▶ _MATERIAL PROVIDED_:
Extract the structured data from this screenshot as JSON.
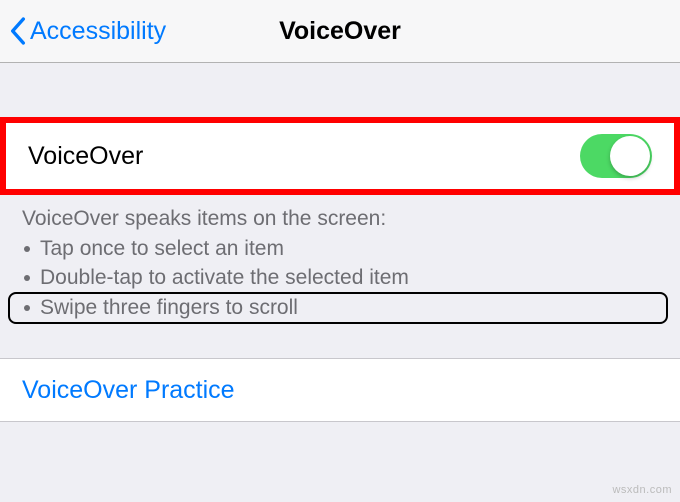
{
  "nav": {
    "back_label": "Accessibility",
    "title": "VoiceOver"
  },
  "main_toggle": {
    "label": "VoiceOver",
    "on": true
  },
  "description": {
    "heading": "VoiceOver speaks items on the screen:",
    "items": [
      "Tap once to select an item",
      "Double-tap to activate the selected item",
      "Swipe three fingers to scroll"
    ]
  },
  "practice": {
    "label": "VoiceOver Practice"
  },
  "watermark": "wsxdn.com"
}
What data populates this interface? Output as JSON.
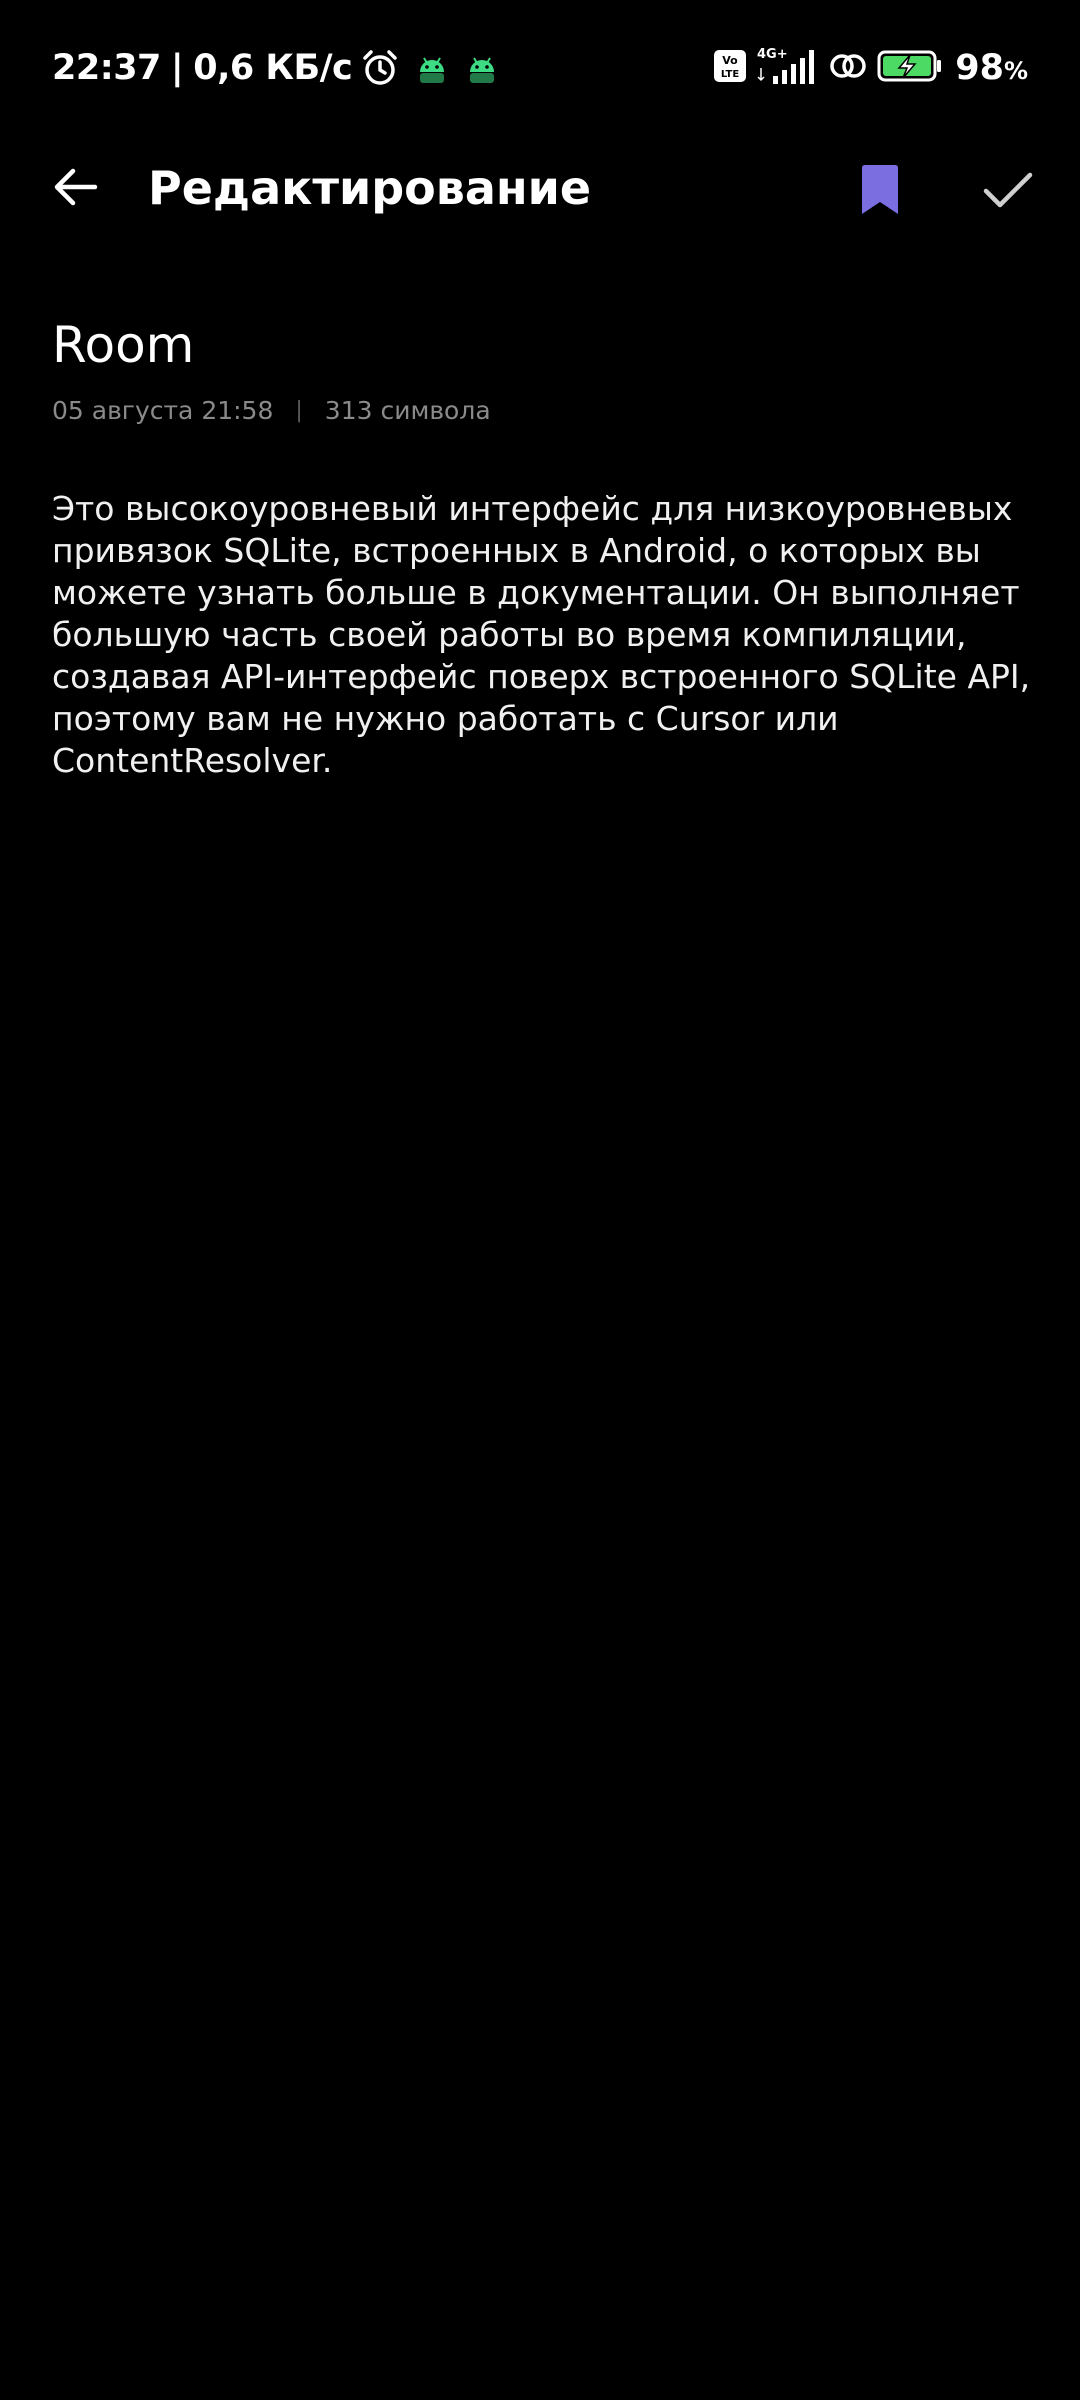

▶ _THE EXERCISE_: Reproduce the records verbatim, omitting all images they contain.

▶ _RESPONSE_:
Extract the structured data from this screenshot as JSON.
{
  "nav": {
    "back_label": "Accessibility",
    "title": "VoiceOver"
  },
  "main_toggle": {
    "label": "VoiceOver",
    "on": true
  },
  "description": {
    "heading": "VoiceOver speaks items on the screen:",
    "items": [
      "Tap once to select an item",
      "Double-tap to activate the selected item",
      "Swipe three fingers to scroll"
    ]
  },
  "practice": {
    "label": "VoiceOver Practice"
  },
  "watermark": "wsxdn.com"
}
What data populates this interface? Output as JSON.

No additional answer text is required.